Transcribed page data
■ ■ ■ ■ ■ ■ ■

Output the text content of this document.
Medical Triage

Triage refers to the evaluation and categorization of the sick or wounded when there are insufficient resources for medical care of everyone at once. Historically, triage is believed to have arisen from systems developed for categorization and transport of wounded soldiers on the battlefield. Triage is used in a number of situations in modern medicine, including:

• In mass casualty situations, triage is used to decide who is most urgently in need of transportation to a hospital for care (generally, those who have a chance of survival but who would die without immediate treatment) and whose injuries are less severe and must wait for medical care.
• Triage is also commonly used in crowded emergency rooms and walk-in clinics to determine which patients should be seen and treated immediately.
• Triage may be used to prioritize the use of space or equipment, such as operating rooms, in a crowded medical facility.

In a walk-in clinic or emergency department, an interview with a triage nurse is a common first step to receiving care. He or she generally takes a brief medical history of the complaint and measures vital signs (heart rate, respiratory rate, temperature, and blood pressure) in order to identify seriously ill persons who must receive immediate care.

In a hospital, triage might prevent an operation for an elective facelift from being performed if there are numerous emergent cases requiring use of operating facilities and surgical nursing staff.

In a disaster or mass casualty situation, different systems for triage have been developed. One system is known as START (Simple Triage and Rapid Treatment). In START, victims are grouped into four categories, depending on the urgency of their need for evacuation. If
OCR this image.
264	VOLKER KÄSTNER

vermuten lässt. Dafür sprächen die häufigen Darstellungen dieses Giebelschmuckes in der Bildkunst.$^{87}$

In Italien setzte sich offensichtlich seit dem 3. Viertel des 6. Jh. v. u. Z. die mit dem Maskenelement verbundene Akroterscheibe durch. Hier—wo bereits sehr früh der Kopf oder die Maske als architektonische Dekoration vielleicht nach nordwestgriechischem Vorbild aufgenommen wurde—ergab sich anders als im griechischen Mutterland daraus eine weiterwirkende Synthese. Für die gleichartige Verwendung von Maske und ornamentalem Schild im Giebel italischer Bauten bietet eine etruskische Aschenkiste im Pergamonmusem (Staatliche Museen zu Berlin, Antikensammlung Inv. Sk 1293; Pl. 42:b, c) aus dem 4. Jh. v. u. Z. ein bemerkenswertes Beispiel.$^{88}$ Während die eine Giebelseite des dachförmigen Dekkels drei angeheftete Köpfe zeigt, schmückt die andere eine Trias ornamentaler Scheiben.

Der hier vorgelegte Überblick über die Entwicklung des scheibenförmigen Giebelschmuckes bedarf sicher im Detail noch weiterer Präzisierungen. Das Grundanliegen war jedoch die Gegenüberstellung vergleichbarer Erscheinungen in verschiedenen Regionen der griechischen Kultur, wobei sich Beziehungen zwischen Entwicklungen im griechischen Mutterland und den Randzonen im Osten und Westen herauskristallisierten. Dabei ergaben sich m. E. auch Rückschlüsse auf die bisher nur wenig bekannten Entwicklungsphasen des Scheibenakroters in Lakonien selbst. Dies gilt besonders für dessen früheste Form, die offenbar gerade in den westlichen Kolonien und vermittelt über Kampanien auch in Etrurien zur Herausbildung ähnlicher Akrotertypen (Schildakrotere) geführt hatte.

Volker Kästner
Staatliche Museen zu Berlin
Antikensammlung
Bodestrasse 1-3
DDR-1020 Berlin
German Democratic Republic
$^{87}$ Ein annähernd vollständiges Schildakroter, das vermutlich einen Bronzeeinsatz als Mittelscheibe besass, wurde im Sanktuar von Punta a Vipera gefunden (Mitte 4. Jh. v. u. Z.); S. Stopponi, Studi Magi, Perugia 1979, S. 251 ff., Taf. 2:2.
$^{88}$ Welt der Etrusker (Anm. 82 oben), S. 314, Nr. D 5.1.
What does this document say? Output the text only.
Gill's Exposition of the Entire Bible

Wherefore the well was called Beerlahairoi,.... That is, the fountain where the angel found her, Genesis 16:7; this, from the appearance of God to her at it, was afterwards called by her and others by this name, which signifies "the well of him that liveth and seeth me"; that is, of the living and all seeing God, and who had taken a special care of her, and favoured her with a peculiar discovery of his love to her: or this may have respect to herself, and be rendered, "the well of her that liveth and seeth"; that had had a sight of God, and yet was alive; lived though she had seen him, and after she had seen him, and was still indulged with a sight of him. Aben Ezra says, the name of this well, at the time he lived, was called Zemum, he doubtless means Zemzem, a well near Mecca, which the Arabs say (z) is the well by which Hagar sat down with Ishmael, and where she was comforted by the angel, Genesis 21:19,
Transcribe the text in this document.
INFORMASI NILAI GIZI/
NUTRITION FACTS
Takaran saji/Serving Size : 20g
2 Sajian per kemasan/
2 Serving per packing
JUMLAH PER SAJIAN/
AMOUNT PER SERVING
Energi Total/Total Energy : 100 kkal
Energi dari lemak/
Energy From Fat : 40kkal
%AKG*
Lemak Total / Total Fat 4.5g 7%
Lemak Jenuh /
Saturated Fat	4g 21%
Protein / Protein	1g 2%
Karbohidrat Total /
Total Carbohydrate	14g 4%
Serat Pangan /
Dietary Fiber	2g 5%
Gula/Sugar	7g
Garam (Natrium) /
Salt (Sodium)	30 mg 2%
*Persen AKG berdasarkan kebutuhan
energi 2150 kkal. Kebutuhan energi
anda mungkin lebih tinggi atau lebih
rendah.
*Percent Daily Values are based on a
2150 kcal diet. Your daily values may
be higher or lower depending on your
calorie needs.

■ ■ ■ ■ ■ ■ ■

** Work order **
From the entries above, work out how many lines include "operating"; the number is the only answer wanted.

** Exercise response **
2